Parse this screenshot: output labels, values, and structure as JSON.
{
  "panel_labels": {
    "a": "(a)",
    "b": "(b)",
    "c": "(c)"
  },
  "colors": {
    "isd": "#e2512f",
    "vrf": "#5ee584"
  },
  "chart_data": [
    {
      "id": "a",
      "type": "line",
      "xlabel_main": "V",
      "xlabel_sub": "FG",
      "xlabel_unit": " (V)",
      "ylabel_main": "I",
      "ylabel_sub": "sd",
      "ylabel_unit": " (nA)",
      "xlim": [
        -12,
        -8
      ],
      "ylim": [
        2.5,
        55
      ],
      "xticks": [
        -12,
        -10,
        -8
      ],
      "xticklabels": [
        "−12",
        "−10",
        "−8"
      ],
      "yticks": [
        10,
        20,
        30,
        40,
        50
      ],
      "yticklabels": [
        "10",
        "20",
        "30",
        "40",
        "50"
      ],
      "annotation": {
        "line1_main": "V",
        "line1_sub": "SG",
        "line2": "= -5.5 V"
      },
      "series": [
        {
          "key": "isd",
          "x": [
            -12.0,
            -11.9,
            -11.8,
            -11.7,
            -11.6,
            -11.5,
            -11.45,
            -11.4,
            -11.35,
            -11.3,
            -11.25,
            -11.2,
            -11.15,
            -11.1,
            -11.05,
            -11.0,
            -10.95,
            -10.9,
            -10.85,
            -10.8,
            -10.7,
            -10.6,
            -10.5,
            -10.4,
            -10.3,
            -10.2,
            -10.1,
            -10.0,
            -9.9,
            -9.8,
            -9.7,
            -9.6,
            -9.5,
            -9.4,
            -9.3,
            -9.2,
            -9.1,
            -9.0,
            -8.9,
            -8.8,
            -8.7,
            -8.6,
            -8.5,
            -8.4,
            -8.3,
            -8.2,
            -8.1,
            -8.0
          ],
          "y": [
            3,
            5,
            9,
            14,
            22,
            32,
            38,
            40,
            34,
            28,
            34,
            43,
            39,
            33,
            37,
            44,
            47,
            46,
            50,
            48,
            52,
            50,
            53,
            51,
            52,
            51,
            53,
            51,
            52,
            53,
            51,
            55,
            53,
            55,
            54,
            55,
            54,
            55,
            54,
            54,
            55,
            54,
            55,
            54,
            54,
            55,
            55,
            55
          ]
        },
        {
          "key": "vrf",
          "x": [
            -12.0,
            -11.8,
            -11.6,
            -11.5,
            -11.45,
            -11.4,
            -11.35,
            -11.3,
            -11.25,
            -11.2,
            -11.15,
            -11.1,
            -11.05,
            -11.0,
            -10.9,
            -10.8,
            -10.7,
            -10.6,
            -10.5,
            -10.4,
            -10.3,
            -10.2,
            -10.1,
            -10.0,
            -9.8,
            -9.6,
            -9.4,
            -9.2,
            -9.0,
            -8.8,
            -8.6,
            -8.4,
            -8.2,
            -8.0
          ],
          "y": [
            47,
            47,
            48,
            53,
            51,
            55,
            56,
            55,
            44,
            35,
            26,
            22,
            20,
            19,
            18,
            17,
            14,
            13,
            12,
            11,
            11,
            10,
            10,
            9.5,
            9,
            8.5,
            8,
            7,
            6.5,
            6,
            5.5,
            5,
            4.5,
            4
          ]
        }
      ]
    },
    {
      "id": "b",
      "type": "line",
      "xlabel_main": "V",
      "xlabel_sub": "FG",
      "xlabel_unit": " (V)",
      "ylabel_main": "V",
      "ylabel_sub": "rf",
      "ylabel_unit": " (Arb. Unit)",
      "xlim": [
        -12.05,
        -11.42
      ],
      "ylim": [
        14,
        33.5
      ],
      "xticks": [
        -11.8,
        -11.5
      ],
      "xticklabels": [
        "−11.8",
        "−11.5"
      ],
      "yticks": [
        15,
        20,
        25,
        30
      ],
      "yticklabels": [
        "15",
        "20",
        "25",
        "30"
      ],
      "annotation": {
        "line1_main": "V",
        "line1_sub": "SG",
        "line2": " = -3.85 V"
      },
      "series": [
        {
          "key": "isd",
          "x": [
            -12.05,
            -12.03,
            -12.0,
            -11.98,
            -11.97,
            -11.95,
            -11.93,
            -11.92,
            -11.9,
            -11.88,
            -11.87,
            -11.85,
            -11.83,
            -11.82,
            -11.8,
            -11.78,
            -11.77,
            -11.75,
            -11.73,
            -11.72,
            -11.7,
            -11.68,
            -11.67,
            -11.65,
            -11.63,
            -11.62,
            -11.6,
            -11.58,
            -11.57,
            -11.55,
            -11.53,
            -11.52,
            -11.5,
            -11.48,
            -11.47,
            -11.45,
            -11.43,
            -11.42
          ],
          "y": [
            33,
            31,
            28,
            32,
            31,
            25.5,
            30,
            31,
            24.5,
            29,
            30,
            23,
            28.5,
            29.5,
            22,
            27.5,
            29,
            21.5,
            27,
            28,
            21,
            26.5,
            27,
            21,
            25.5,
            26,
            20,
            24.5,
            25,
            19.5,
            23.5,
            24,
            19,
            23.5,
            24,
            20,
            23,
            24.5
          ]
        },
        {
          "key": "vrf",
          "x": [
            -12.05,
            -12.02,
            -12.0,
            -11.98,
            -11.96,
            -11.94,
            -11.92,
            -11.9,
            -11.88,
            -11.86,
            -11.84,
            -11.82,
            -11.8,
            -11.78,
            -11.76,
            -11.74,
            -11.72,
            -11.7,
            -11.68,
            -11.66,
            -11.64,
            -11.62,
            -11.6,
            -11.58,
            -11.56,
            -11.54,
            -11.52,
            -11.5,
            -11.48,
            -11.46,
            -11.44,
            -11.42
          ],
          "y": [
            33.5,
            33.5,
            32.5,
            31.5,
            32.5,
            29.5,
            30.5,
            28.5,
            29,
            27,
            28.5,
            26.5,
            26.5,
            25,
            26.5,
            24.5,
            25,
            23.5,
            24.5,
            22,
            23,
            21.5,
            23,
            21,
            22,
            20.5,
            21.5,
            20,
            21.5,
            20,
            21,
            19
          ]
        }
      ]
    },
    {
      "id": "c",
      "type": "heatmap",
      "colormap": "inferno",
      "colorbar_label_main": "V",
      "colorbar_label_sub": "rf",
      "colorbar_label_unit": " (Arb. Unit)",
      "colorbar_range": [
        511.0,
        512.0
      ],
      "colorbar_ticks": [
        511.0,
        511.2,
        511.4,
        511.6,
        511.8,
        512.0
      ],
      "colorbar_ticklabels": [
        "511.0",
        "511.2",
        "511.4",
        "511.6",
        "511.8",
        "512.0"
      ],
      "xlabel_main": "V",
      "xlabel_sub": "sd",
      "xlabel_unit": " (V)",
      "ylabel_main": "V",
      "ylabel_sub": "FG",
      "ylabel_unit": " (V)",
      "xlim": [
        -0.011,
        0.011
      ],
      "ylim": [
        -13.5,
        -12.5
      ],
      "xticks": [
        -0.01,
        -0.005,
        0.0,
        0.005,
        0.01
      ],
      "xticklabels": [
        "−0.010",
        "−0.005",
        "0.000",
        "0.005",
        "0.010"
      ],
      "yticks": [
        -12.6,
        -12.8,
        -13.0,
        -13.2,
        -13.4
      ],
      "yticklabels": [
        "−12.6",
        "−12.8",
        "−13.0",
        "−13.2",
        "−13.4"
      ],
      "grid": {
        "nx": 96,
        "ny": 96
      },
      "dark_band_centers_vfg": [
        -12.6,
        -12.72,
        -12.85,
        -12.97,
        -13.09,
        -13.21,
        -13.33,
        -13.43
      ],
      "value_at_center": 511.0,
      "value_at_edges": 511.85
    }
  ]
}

JOB.
Write every record out again, unaltered.

OUTPUT.
Parse this screenshot: output labels, values, and structure as JSON.
{
  "panel_labels": {
    "a": "(a)",
    "b": "(b)",
    "c": "(c)"
  },
  "colors": {
    "isd": "#e2512f",
    "vrf": "#5ee584"
  },
  "chart_data": [
    {
      "id": "a",
      "type": "line",
      "xlabel_main": "V",
      "xlabel_sub": "FG",
      "xlabel_unit": " (V)",
      "ylabel_main": "I",
      "ylabel_sub": "sd",
      "ylabel_unit": " (nA)",
      "xlim": [
        -12,
        -8
      ],
      "ylim": [
        2.5,
        55
      ],
      "xticks": [
        -12,
        -10,
        -8
      ],
      "xticklabels": [
        "−12",
        "−10",
        "−8"
      ],
      "yticks": [
        10,
        20,
        30,
        40,
        50
      ],
      "yticklabels": [
        "10",
        "20",
        "30",
        "40",
        "50"
      ],
      "annotation": {
        "line1_main": "V",
        "line1_sub": "SG",
        "line2": "= -5.5 V"
      },
      "series": [
        {
          "key": "isd",
          "x": [
            -12.0,
            -11.9,
            -11.8,
            -11.7,
            -11.6,
            -11.5,
            -11.45,
            -11.4,
            -11.35,
            -11.3,
            -11.25,
            -11.2,
            -11.15,
            -11.1,
            -11.05,
            -11.0,
            -10.95,
            -10.9,
            -10.85,
            -10.8,
            -10.7,
            -10.6,
            -10.5,
            -10.4,
            -10.3,
            -10.2,
            -10.1,
            -10.0,
            -9.9,
            -9.8,
            -9.7,
            -9.6,
            -9.5,
            -9.4,
            -9.3,
            -9.2,
            -9.1,
            -9.0,
            -8.9,
            -8.8,
            -8.7,
            -8.6,
            -8.5,
            -8.4,
            -8.3,
            -8.2,
            -8.1,
            -8.0
          ],
          "y": [
            3,
            5,
            9,
            14,
            22,
            32,
            38,
            40,
            34,
            28,
            34,
            43,
            39,
            33,
            37,
            44,
            47,
            46,
            50,
            48,
            52,
            50,
            53,
            51,
            52,
            51,
            53,
            51,
            52,
            53,
            51,
            55,
            53,
            55,
            54,
            55,
            54,
            55,
            54,
            54,
            55,
            54,
            55,
            54,
            54,
            55,
            55,
            55
          ]
        },
        {
          "key": "vrf",
          "x": [
            -12.0,
            -11.8,
            -11.6,
            -11.5,
            -11.45,
            -11.4,
            -11.35,
            -11.3,
            -11.25,
            -11.2,
            -11.15,
            -11.1,
            -11.05,
            -11.0,
            -10.9,
            -10.8,
            -10.7,
            -10.6,
            -10.5,
            -10.4,
            -10.3,
            -10.2,
            -10.1,
            -10.0,
            -9.8,
            -9.6,
            -9.4,
            -9.2,
            -9.0,
            -8.8,
            -8.6,
            -8.4,
            -8.2,
            -8.0
          ],
          "y": [
            47,
            47,
            48,
            53,
            51,
            55,
            56,
            55,
            44,
            35,
            26,
            22,
            20,
            19,
            18,
            17,
            14,
            13,
            12,
            11,
            11,
            10,
            10,
            9.5,
            9,
            8.5,
            8,
            7,
            6.5,
            6,
            5.5,
            5,
            4.5,
            4
          ]
        }
      ]
    },
    {
      "id": "b",
      "type": "line",
      "xlabel_main": "V",
      "xlabel_sub": "FG",
      "xlabel_unit": " (V)",
      "ylabel_main": "V",
      "ylabel_sub": "rf",
      "ylabel_unit": " (Arb. Unit)",
      "xlim": [
        -12.05,
        -11.42
      ],
      "ylim": [
        14,
        33.5
      ],
      "xticks": [
        -11.8,
        -11.5
      ],
      "xticklabels": [
        "−11.8",
        "−11.5"
      ],
      "yticks": [
        15,
        20,
        25,
        30
      ],
      "yticklabels": [
        "15",
        "20",
        "25",
        "30"
      ],
      "annotation": {
        "line1_main": "V",
        "line1_sub": "SG",
        "line2": " = -3.85 V"
      },
      "series": [
        {
          "key": "isd",
          "x": [
            -12.05,
            -12.03,
            -12.0,
            -11.98,
            -11.97,
            -11.95,
            -11.93,
            -11.92,
            -11.9,
            -11.88,
            -11.87,
            -11.85,
            -11.83,
            -11.82,
            -11.8,
            -11.78,
            -11.77,
            -11.75,
            -11.73,
            -11.72,
            -11.7,
            -11.68,
            -11.67,
            -11.65,
            -11.63,
            -11.62,
            -11.6,
            -11.58,
            -11.57,
            -11.55,
            -11.53,
            -11.52,
            -11.5,
            -11.48,
            -11.47,
            -11.45,
            -11.43,
            -11.42
          ],
          "y": [
            33,
            31,
            28,
            32,
            31,
            25.5,
            30,
            31,
            24.5,
            29,
            30,
            23,
            28.5,
            29.5,
            22,
            27.5,
            29,
            21.5,
            27,
            28,
            21,
            26.5,
            27,
            21,
            25.5,
            26,
            20,
            24.5,
            25,
            19.5,
            23.5,
            24,
            19,
            23.5,
            24,
            20,
            23,
            24.5
          ]
        },
        {
          "key": "vrf",
          "x": [
            -12.05,
            -12.02,
            -12.0,
            -11.98,
            -11.96,
            -11.94,
            -11.92,
            -11.9,
            -11.88,
            -11.86,
            -11.84,
            -11.82,
            -11.8,
            -11.78,
            -11.76,
            -11.74,
            -11.72,
            -11.7,
            -11.68,
            -11.66,
            -11.64,
            -11.62,
            -11.6,
            -11.58,
            -11.56,
            -11.54,
            -11.52,
            -11.5,
            -11.48,
            -11.46,
            -11.44,
            -11.42
          ],
          "y": [
            33.5,
            33.5,
            32.5,
            31.5,
            32.5,
            29.5,
            30.5,
            28.5,
            29,
            27,
            28.5,
            26.5,
            26.5,
            25,
            26.5,
            24.5,
            25,
            23.5,
            24.5,
            22,
            23,
            21.5,
            23,
            21,
            22,
            20.5,
            21.5,
            20,
            21.5,
            20,
            21,
            19
          ]
        }
      ]
    },
    {
      "id": "c",
      "type": "heatmap",
      "colormap": "inferno",
      "colorbar_label_main": "V",
      "colorbar_label_sub": "rf",
      "colorbar_label_unit": " (Arb. Unit)",
      "colorbar_range": [
        511.0,
        512.0
      ],
      "colorbar_ticks": [
        511.0,
        511.2,
        511.4,
        511.6,
        511.8,
        512.0
      ],
      "colorbar_ticklabels": [
        "511.0",
        "511.2",
        "511.4",
        "511.6",
        "511.8",
        "512.0"
      ],
      "xlabel_main": "V",
      "xlabel_sub": "sd",
      "xlabel_unit": " (V)",
      "ylabel_main": "V",
      "ylabel_sub": "FG",
      "ylabel_unit": " (V)",
      "xlim": [
        -0.011,
        0.011
      ],
      "ylim": [
        -13.5,
        -12.5
      ],
      "xticks": [
        -0.01,
        -0.005,
        0.0,
        0.005,
        0.01
      ],
      "xticklabels": [
        "−0.010",
        "−0.005",
        "0.000",
        "0.005",
        "0.010"
      ],
      "yticks": [
        -12.6,
        -12.8,
        -13.0,
        -13.2,
        -13.4
      ],
      "yticklabels": [
        "−12.6",
        "−12.8",
        "−13.0",
        "−13.2",
        "−13.4"
      ],
      "grid": {
        "nx": 96,
        "ny": 96
      },
      "dark_band_centers_vfg": [
        -12.6,
        -12.72,
        -12.85,
        -12.97,
        -13.09,
        -13.21,
        -13.33,
        -13.43
      ],
      "value_at_center": 511.0,
      "value_at_edges": 511.85
    }
  ]
}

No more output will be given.